O robô SPOT entrou em fase piloto no Grupo Casais para digitalização de obra, com foco na monitorização, segurança e controlo de qualidade.
O Grupo Casais está a avançar com a integração de robótica autónoma nos seus estaleiros de obra, no âmbito da estratégia de digitalização dos processos construtivos. A iniciativa inclui a introdução do robô SPOT, desenvolvido pela Boston Dynamics, cuja implementação técnica e operacional está a cargo da TopBIM, empresa do grupo dedicada à digitalização, metodologias BIM e suporte tecnológico à construção.
Esta adoção surge como uma aplicação prática de investigação e desenvolvimento no setor, incidindo sobre a recolha estruturada de dados em obra, a melhoria das condições de segurança e a introdução de novos métodos de trabalho. A utilização de sistemas autónomos pretende também responder a constrangimentos identificados na atividade, nomeadamente a escassez de mão de obra e a existência de períodos de inatividade operacional.

----------------------------------------

◆ **ATIVIDADE**
Por favor, segundo o excerto apresentado, que empresa está encarregada da implementação técnica e operacional do robô SPOT?

◆ **DADOS FORNECIDOS**
----------------------------------------

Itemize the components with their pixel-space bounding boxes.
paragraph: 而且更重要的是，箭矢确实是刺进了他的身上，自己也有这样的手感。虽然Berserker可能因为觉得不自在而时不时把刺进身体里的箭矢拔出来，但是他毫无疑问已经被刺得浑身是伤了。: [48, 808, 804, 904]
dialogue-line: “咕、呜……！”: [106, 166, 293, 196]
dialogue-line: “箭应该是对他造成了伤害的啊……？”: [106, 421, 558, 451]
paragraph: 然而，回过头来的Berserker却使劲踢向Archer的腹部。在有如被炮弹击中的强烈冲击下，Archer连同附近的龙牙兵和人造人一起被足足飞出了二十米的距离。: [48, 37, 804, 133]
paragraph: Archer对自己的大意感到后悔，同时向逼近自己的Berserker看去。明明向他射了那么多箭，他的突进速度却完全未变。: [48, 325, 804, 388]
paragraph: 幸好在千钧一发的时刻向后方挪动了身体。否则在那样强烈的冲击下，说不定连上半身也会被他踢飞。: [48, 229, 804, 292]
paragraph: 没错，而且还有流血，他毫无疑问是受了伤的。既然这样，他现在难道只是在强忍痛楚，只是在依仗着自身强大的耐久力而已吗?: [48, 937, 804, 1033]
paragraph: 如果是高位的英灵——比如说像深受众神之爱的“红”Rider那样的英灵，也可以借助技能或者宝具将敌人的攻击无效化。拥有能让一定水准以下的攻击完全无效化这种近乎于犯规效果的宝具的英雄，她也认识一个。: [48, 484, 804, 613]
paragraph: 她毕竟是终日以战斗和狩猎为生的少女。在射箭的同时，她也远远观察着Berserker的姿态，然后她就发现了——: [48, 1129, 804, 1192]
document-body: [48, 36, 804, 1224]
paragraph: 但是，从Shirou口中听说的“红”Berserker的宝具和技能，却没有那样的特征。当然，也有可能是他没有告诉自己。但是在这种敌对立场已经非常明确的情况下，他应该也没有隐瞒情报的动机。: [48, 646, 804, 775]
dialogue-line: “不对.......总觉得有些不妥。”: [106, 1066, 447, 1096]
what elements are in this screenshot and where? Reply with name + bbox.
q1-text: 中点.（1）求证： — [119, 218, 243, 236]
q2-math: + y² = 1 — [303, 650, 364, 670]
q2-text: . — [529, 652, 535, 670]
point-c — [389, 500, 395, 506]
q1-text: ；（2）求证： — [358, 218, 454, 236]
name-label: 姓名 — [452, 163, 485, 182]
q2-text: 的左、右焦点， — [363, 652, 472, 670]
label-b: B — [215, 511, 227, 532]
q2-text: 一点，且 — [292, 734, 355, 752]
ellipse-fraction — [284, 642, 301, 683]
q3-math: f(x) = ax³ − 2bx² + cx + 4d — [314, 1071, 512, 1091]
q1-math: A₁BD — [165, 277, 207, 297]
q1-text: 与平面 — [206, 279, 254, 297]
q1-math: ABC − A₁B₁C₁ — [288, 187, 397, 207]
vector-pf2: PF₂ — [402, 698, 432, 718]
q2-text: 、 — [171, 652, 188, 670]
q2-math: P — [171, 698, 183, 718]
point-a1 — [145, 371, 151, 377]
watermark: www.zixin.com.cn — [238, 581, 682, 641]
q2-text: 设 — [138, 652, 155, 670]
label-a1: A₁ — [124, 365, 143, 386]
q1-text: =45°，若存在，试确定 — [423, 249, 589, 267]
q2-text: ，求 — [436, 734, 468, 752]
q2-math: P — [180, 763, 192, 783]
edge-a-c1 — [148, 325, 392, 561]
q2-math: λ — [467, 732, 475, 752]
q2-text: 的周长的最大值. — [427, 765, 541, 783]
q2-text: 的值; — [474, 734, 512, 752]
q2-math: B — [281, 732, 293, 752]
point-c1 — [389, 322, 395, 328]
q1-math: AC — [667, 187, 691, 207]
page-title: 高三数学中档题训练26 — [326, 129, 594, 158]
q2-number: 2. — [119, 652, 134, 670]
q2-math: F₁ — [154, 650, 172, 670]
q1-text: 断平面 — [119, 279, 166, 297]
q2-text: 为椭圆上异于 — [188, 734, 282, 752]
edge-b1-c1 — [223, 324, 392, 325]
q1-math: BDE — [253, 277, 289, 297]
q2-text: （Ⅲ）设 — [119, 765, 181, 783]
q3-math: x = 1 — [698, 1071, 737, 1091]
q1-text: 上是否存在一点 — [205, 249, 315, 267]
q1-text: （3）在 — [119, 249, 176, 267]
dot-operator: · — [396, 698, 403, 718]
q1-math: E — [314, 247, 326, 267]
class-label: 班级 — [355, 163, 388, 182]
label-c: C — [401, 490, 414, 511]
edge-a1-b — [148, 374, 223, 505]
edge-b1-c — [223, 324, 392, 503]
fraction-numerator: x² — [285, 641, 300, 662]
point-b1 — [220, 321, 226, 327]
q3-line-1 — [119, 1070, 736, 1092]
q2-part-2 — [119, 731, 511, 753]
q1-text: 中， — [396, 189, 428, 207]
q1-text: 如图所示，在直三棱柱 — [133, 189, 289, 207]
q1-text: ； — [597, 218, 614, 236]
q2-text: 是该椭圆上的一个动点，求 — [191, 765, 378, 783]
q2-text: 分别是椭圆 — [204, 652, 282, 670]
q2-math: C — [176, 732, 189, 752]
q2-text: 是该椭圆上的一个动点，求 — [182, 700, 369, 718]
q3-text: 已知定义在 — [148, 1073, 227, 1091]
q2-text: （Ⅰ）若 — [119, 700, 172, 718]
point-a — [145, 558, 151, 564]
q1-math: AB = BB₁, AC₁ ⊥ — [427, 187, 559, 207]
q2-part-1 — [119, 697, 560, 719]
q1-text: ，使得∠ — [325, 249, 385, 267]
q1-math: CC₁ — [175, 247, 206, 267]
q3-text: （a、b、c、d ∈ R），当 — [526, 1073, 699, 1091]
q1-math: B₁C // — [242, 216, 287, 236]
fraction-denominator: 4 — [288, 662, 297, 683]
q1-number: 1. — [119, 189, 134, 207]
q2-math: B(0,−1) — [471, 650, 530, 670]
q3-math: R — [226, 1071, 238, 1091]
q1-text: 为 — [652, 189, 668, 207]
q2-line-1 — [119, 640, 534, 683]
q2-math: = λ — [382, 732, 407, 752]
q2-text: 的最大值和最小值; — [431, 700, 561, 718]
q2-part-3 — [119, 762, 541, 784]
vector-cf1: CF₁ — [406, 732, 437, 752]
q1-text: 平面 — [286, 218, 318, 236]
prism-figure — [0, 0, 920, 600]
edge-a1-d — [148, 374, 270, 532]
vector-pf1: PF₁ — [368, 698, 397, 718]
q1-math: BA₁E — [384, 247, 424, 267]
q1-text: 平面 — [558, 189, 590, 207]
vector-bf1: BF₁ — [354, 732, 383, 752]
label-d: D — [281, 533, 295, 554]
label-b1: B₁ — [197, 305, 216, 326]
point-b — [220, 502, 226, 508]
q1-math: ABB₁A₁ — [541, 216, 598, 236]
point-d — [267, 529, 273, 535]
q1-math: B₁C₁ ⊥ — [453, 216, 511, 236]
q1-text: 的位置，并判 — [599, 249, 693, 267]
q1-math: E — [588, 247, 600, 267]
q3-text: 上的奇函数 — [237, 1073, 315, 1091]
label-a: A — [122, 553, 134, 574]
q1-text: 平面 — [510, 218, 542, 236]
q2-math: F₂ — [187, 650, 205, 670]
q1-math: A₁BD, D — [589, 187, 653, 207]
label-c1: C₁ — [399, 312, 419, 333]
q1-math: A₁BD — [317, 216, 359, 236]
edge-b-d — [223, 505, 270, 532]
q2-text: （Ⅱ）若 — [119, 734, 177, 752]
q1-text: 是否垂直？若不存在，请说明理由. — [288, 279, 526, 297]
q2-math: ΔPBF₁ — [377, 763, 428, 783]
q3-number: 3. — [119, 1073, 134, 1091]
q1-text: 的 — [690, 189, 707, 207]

----------------------------------------

◆ **EXERCÍCIO CONCLUÍDO**
A TopBIM, empresa do Grupo Casais.